Wherever the word "гострих" appears in a line, extract that line.

Extracted data entries
----------
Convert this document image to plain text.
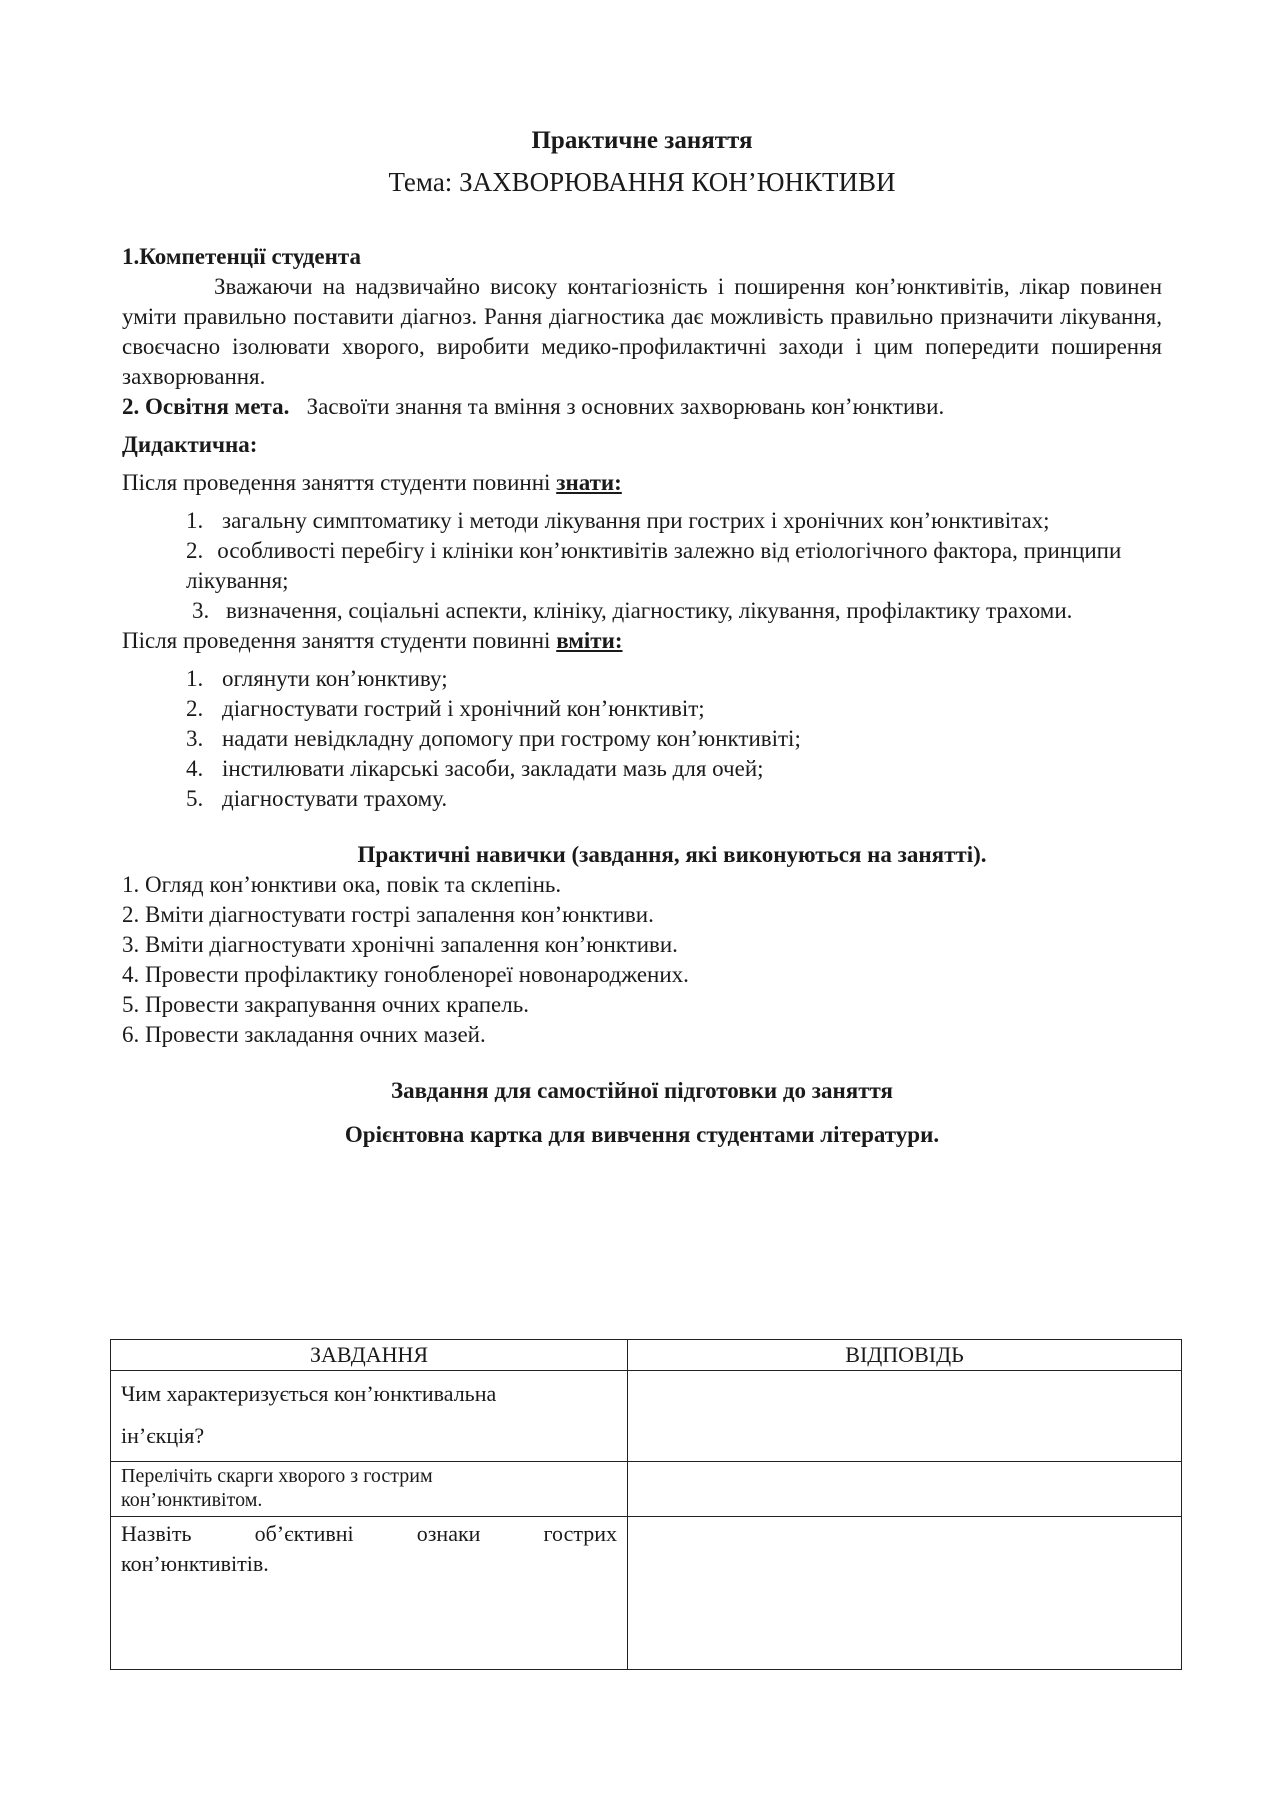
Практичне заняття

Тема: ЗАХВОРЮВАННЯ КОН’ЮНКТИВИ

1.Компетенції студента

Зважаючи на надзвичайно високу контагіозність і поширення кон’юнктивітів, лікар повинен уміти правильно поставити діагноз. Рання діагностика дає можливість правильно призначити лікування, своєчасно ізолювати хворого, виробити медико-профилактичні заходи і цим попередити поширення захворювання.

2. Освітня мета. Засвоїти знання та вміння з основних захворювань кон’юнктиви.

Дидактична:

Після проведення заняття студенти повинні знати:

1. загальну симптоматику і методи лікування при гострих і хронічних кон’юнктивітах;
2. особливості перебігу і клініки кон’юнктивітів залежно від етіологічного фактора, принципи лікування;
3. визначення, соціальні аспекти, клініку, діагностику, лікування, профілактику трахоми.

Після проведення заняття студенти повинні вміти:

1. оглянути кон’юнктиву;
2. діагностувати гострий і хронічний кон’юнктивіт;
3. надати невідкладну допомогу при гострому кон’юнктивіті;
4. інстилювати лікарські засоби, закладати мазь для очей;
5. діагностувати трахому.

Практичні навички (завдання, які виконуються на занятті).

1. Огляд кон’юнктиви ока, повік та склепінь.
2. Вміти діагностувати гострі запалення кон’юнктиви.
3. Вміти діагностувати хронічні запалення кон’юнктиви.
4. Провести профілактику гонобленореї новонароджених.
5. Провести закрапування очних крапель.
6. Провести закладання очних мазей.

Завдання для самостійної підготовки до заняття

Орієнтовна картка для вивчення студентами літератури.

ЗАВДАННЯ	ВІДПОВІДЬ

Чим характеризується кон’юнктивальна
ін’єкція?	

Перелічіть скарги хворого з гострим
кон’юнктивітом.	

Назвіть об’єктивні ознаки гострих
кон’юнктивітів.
----------
Correct result
1. загальну симптоматику і методи лікування при гострих і хронічних кон’юнктивітах;
Назвіть об’єктивні ознаки гострих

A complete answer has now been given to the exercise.